> TASK: Write out the full set of records exactly. Any pictures in them do not belong in the copy.

> DATA SHOWN:
==========
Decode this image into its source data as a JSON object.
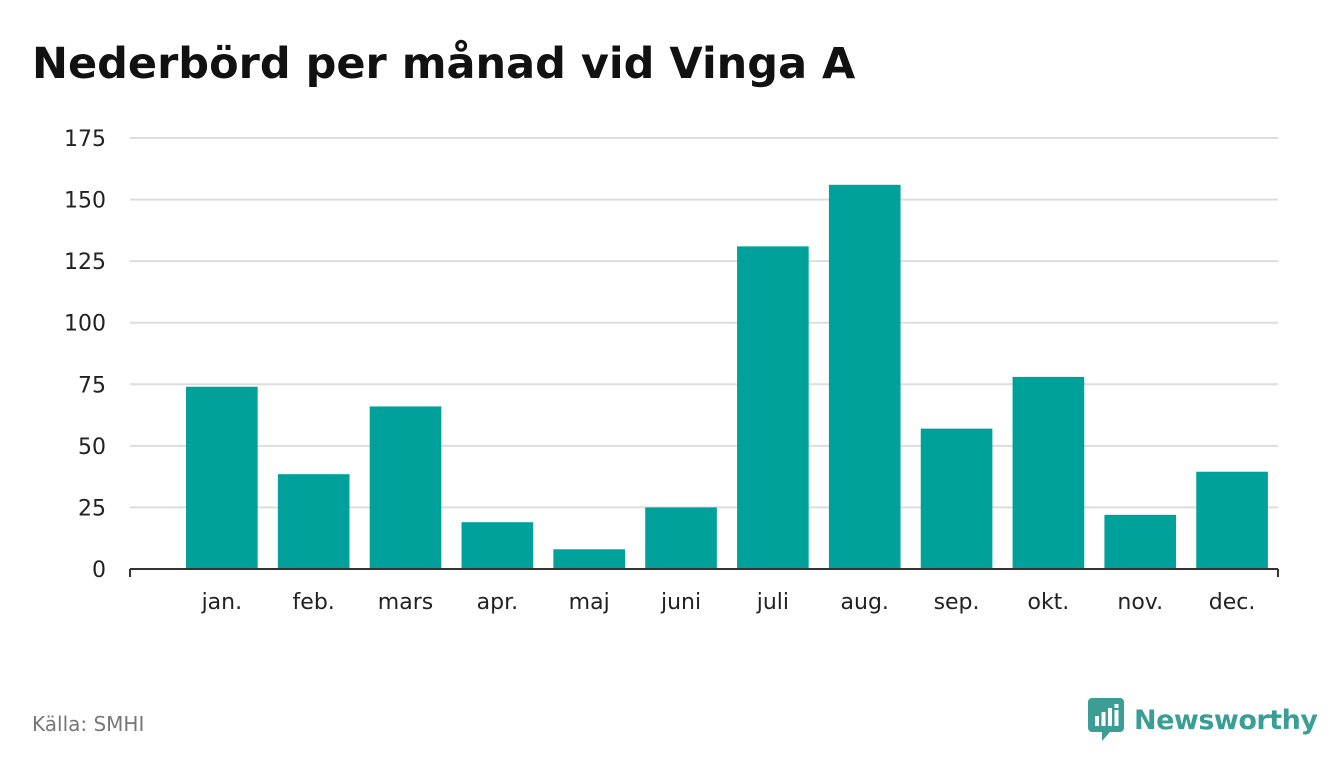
{
  "title": "Nederbörd per månad vid Vinga A",
  "source": "Källa: SMHI",
  "brand": {
    "name": "Newsworthy",
    "icon": "newsworthy-logo-icon",
    "color": "#3a9e96"
  },
  "colors": {
    "bar": "#00a19a",
    "grid": "#dddddd",
    "axis": "#333333"
  },
  "chart_data": {
    "type": "bar",
    "title": "Nederbörd per månad vid Vinga A",
    "xlabel": "",
    "ylabel": "",
    "categories": [
      "jan.",
      "feb.",
      "mars",
      "apr.",
      "maj",
      "juni",
      "juli",
      "aug.",
      "sep.",
      "okt.",
      "nov.",
      "dec."
    ],
    "values": [
      74,
      38.5,
      66,
      19,
      8,
      25,
      131,
      156,
      57,
      78,
      22,
      39.5
    ],
    "ylim": [
      0,
      175
    ],
    "yticks": [
      0,
      25,
      50,
      75,
      100,
      125,
      150,
      175
    ],
    "grid": true,
    "legend": "none"
  }
}
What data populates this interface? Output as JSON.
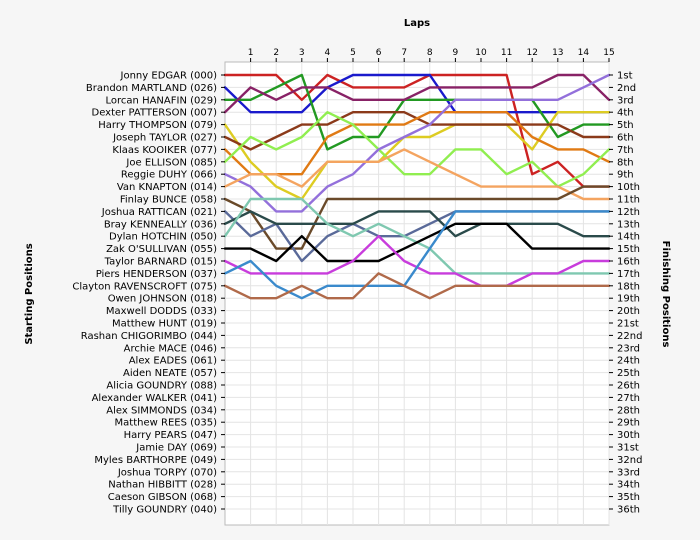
{
  "chart_data": {
    "type": "line",
    "title": "",
    "xlabel": "Laps",
    "ylabel_left": "Starting Positions",
    "ylabel_right": "Finishing Positions",
    "x": [
      0,
      1,
      2,
      3,
      4,
      5,
      6,
      7,
      8,
      9,
      10,
      11,
      12,
      13,
      14,
      15
    ],
    "x_tick_labels": [
      "1",
      "2",
      "3",
      "4",
      "5",
      "6",
      "7",
      "8",
      "9",
      "10",
      "11",
      "12",
      "13",
      "14",
      "15"
    ],
    "ylim": [
      1,
      36
    ],
    "y_inverted": true,
    "grid": true,
    "starting_positions": [
      "Jonny EDGAR (000)",
      "Brandon MARTLAND (026)",
      "Lorcan HANAFIN (029)",
      "Dexter PATTERSON (007)",
      "Harry THOMPSON (079)",
      "Joseph TAYLOR (027)",
      "Klaas KOOIKER (077)",
      "Joe ELLISON (085)",
      "Reggie DUHY (066)",
      "Van KNAPTON (014)",
      "Finlay BUNCE (058)",
      "Joshua RATTICAN (021)",
      "Bray KENNEALLY (036)",
      "Dylan HOTCHIN (050)",
      "Zak O'SULLIVAN (055)",
      "Taylor BARNARD (015)",
      "Piers HENDERSON (037)",
      "Clayton RAVENSCROFT (075)",
      "Owen JOHNSON (018)",
      "Maxwell DODDS (033)",
      "Matthew HUNT (019)",
      "Rashan CHIGORIMBO (044)",
      "Archie MACE (046)",
      "Alex EADES (061)",
      "Aiden NEATE (057)",
      "Alicia GOUNDRY (088)",
      "Alexander WALKER (041)",
      "Alex SIMMONDS (034)",
      "Matthew REES (035)",
      "Harry PEARS (047)",
      "Jamie DAY (069)",
      "Myles BARTHORPE (049)",
      "Joshua TORPY (070)",
      "Nathan HIBBITT (028)",
      "Caeson GIBSON (068)",
      "Tilly GOUNDRY (040)"
    ],
    "finishing_positions": [
      "1st",
      "2nd",
      "3rd",
      "4th",
      "5th",
      "6th",
      "7th",
      "8th",
      "9th",
      "10th",
      "11th",
      "12th",
      "13th",
      "14th",
      "15th",
      "16th",
      "17th",
      "18th",
      "19th",
      "20th",
      "21st",
      "22nd",
      "23rd",
      "24th",
      "25th",
      "26th",
      "27th",
      "28th",
      "29th",
      "30th",
      "31st",
      "32nd",
      "33rd",
      "34th",
      "35th",
      "36th"
    ],
    "series": [
      {
        "color": "#cc2222",
        "values": [
          1,
          1,
          1,
          3,
          1,
          2,
          2,
          2,
          1,
          1,
          1,
          1,
          9,
          8,
          10,
          10
        ]
      },
      {
        "color": "#1a1acc",
        "values": [
          2,
          4,
          4,
          4,
          2,
          1,
          1,
          1,
          1,
          4,
          4,
          4,
          4,
          4,
          4,
          4
        ]
      },
      {
        "color": "#229922",
        "values": [
          3,
          3,
          2,
          1,
          7,
          6,
          6,
          3,
          3,
          3,
          3,
          3,
          3,
          6,
          5,
          5
        ]
      },
      {
        "color": "#882266",
        "values": [
          4,
          2,
          3,
          2,
          2,
          3,
          3,
          3,
          2,
          2,
          2,
          2,
          2,
          1,
          1,
          3
        ]
      },
      {
        "color": "#ddcc22",
        "values": [
          5,
          8,
          10,
          11,
          8,
          8,
          8,
          6,
          6,
          5,
          5,
          5,
          7,
          4,
          4,
          4
        ]
      },
      {
        "color": "#8b3a1a",
        "values": [
          6,
          7,
          6,
          5,
          5,
          4,
          4,
          4,
          5,
          5,
          5,
          5,
          5,
          5,
          6,
          6
        ]
      },
      {
        "color": "#e07a14",
        "values": [
          7,
          9,
          9,
          9,
          6,
          5,
          5,
          5,
          4,
          4,
          4,
          4,
          6,
          7,
          7,
          8
        ]
      },
      {
        "color": "#90ee50",
        "values": [
          8,
          6,
          7,
          6,
          4,
          5,
          7,
          9,
          9,
          7,
          7,
          9,
          8,
          10,
          9,
          7
        ]
      },
      {
        "color": "#9370db",
        "values": [
          9,
          10,
          12,
          12,
          10,
          9,
          7,
          6,
          5,
          3,
          3,
          3,
          3,
          3,
          2,
          1
        ]
      },
      {
        "color": "#f4a460",
        "values": [
          10,
          9,
          9,
          10,
          8,
          8,
          8,
          7,
          8,
          9,
          10,
          10,
          10,
          10,
          11,
          11
        ]
      },
      {
        "color": "#6a4a2a",
        "values": [
          11,
          12,
          15,
          15,
          11,
          11,
          11,
          11,
          11,
          11,
          11,
          11,
          11,
          11,
          10,
          10
        ]
      },
      {
        "color": "#5a6a99",
        "values": [
          12,
          14,
          13,
          16,
          14,
          13,
          14,
          14,
          13,
          12,
          12,
          12,
          12,
          12,
          12,
          12
        ]
      },
      {
        "color": "#2a4a4a",
        "values": [
          13,
          12,
          13,
          13,
          13,
          13,
          12,
          12,
          12,
          14,
          13,
          13,
          13,
          13,
          14,
          14
        ]
      },
      {
        "color": "#7fc8b0",
        "values": [
          14,
          11,
          11,
          11,
          13,
          14,
          13,
          14,
          15,
          17,
          17,
          17,
          17,
          17,
          17,
          17
        ]
      },
      {
        "color": "#000000",
        "values": [
          15,
          15,
          16,
          14,
          16,
          16,
          16,
          15,
          14,
          13,
          13,
          13,
          15,
          15,
          15,
          15
        ]
      },
      {
        "color": "#c83cdc",
        "values": [
          16,
          17,
          17,
          17,
          17,
          16,
          14,
          16,
          17,
          17,
          18,
          18,
          17,
          17,
          16,
          16
        ]
      },
      {
        "color": "#3a8acc",
        "values": [
          17,
          16,
          18,
          19,
          18,
          18,
          18,
          18,
          15,
          12,
          12,
          12,
          12,
          12,
          12,
          12
        ]
      },
      {
        "color": "#b06a4a",
        "values": [
          18,
          19,
          19,
          18,
          19,
          19,
          17,
          18,
          19,
          18,
          18,
          18,
          18,
          18,
          18,
          18
        ]
      }
    ]
  }
}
==========
> CORRECT RESPONSE:
Decode this image into its source data as a JSON object.
{
  "title": "Nederbörd per månad vid Vinga A",
  "source": "Källa: SMHI",
  "brand": {
    "name": "Newsworthy",
    "icon": "newsworthy-logo-icon",
    "color": "#3a9e96"
  },
  "colors": {
    "bar": "#00a19a",
    "grid": "#dddddd",
    "axis": "#333333"
  },
  "chart_data": {
    "type": "bar",
    "title": "Nederbörd per månad vid Vinga A",
    "xlabel": "",
    "ylabel": "",
    "categories": [
      "jan.",
      "feb.",
      "mars",
      "apr.",
      "maj",
      "juni",
      "juli",
      "aug.",
      "sep.",
      "okt.",
      "nov.",
      "dec."
    ],
    "values": [
      74,
      38.5,
      66,
      19,
      8,
      25,
      131,
      156,
      57,
      78,
      22,
      39.5
    ],
    "ylim": [
      0,
      175
    ],
    "yticks": [
      0,
      25,
      50,
      75,
      100,
      125,
      150,
      175
    ],
    "grid": true,
    "legend": "none"
  }
}
What data populates this interface? Output as JSON.
{
  "chart_data": {
    "type": "line",
    "title": "",
    "xlabel": "Laps",
    "ylabel_left": "Starting Positions",
    "ylabel_right": "Finishing Positions",
    "x": [
      0,
      1,
      2,
      3,
      4,
      5,
      6,
      7,
      8,
      9,
      10,
      11,
      12,
      13,
      14,
      15
    ],
    "x_tick_labels": [
      "1",
      "2",
      "3",
      "4",
      "5",
      "6",
      "7",
      "8",
      "9",
      "10",
      "11",
      "12",
      "13",
      "14",
      "15"
    ],
    "ylim": [
      1,
      36
    ],
    "y_inverted": true,
    "grid": true,
    "starting_positions": [
      "Jonny EDGAR (000)",
      "Brandon MARTLAND (026)",
      "Lorcan HANAFIN (029)",
      "Dexter PATTERSON (007)",
      "Harry THOMPSON (079)",
      "Joseph TAYLOR (027)",
      "Klaas KOOIKER (077)",
      "Joe ELLISON (085)",
      "Reggie DUHY (066)",
      "Van KNAPTON (014)",
      "Finlay BUNCE (058)",
      "Joshua RATTICAN (021)",
      "Bray KENNEALLY (036)",
      "Dylan HOTCHIN (050)",
      "Zak O'SULLIVAN (055)",
      "Taylor BARNARD (015)",
      "Piers HENDERSON (037)",
      "Clayton RAVENSCROFT (075)",
      "Owen JOHNSON (018)",
      "Maxwell DODDS (033)",
      "Matthew HUNT (019)",
      "Rashan CHIGORIMBO (044)",
      "Archie MACE (046)",
      "Alex EADES (061)",
      "Aiden NEATE (057)",
      "Alicia GOUNDRY (088)",
      "Alexander WALKER (041)",
      "Alex SIMMONDS (034)",
      "Matthew REES (035)",
      "Harry PEARS (047)",
      "Jamie DAY (069)",
      "Myles BARTHORPE (049)",
      "Joshua TORPY (070)",
      "Nathan HIBBITT (028)",
      "Caeson GIBSON (068)",
      "Tilly GOUNDRY (040)"
    ],
    "finishing_positions": [
      "1st",
      "2nd",
      "3rd",
      "4th",
      "5th",
      "6th",
      "7th",
      "8th",
      "9th",
      "10th",
      "11th",
      "12th",
      "13th",
      "14th",
      "15th",
      "16th",
      "17th",
      "18th",
      "19th",
      "20th",
      "21st",
      "22nd",
      "23rd",
      "24th",
      "25th",
      "26th",
      "27th",
      "28th",
      "29th",
      "30th",
      "31st",
      "32nd",
      "33rd",
      "34th",
      "35th",
      "36th"
    ],
    "series": [
      {
        "color": "#cc2222",
        "values": [
          1,
          1,
          1,
          3,
          1,
          2,
          2,
          2,
          1,
          1,
          1,
          1,
          9,
          8,
          10,
          10
        ]
      },
      {
        "color": "#1a1acc",
        "values": [
          2,
          4,
          4,
          4,
          2,
          1,
          1,
          1,
          1,
          4,
          4,
          4,
          4,
          4,
          4,
          4
        ]
      },
      {
        "color": "#229922",
        "values": [
          3,
          3,
          2,
          1,
          7,
          6,
          6,
          3,
          3,
          3,
          3,
          3,
          3,
          6,
          5,
          5
        ]
      },
      {
        "color": "#882266",
        "values": [
          4,
          2,
          3,
          2,
          2,
          3,
          3,
          3,
          2,
          2,
          2,
          2,
          2,
          1,
          1,
          3
        ]
      },
      {
        "color": "#ddcc22",
        "values": [
          5,
          8,
          10,
          11,
          8,
          8,
          8,
          6,
          6,
          5,
          5,
          5,
          7,
          4,
          4,
          4
        ]
      },
      {
        "color": "#8b3a1a",
        "values": [
          6,
          7,
          6,
          5,
          5,
          4,
          4,
          4,
          5,
          5,
          5,
          5,
          5,
          5,
          6,
          6
        ]
      },
      {
        "color": "#e07a14",
        "values": [
          7,
          9,
          9,
          9,
          6,
          5,
          5,
          5,
          4,
          4,
          4,
          4,
          6,
          7,
          7,
          8
        ]
      },
      {
        "color": "#90ee50",
        "values": [
          8,
          6,
          7,
          6,
          4,
          5,
          7,
          9,
          9,
          7,
          7,
          9,
          8,
          10,
          9,
          7
        ]
      },
      {
        "color": "#9370db",
        "values": [
          9,
          10,
          12,
          12,
          10,
          9,
          7,
          6,
          5,
          3,
          3,
          3,
          3,
          3,
          2,
          1
        ]
      },
      {
        "color": "#f4a460",
        "values": [
          10,
          9,
          9,
          10,
          8,
          8,
          8,
          7,
          8,
          9,
          10,
          10,
          10,
          10,
          11,
          11
        ]
      },
      {
        "color": "#6a4a2a",
        "values": [
          11,
          12,
          15,
          15,
          11,
          11,
          11,
          11,
          11,
          11,
          11,
          11,
          11,
          11,
          10,
          10
        ]
      },
      {
        "color": "#5a6a99",
        "values": [
          12,
          14,
          13,
          16,
          14,
          13,
          14,
          14,
          13,
          12,
          12,
          12,
          12,
          12,
          12,
          12
        ]
      },
      {
        "color": "#2a4a4a",
        "values": [
          13,
          12,
          13,
          13,
          13,
          13,
          12,
          12,
          12,
          14,
          13,
          13,
          13,
          13,
          14,
          14
        ]
      },
      {
        "color": "#7fc8b0",
        "values": [
          14,
          11,
          11,
          11,
          13,
          14,
          13,
          14,
          15,
          17,
          17,
          17,
          17,
          17,
          17,
          17
        ]
      },
      {
        "color": "#000000",
        "values": [
          15,
          15,
          16,
          14,
          16,
          16,
          16,
          15,
          14,
          13,
          13,
          13,
          15,
          15,
          15,
          15
        ]
      },
      {
        "color": "#c83cdc",
        "values": [
          16,
          17,
          17,
          17,
          17,
          16,
          14,
          16,
          17,
          17,
          18,
          18,
          17,
          17,
          16,
          16
        ]
      },
      {
        "color": "#3a8acc",
        "values": [
          17,
          16,
          18,
          19,
          18,
          18,
          18,
          18,
          15,
          12,
          12,
          12,
          12,
          12,
          12,
          12
        ]
      },
      {
        "color": "#b06a4a",
        "values": [
          18,
          19,
          19,
          18,
          19,
          19,
          17,
          18,
          19,
          18,
          18,
          18,
          18,
          18,
          18,
          18
        ]
      }
    ]
  }
}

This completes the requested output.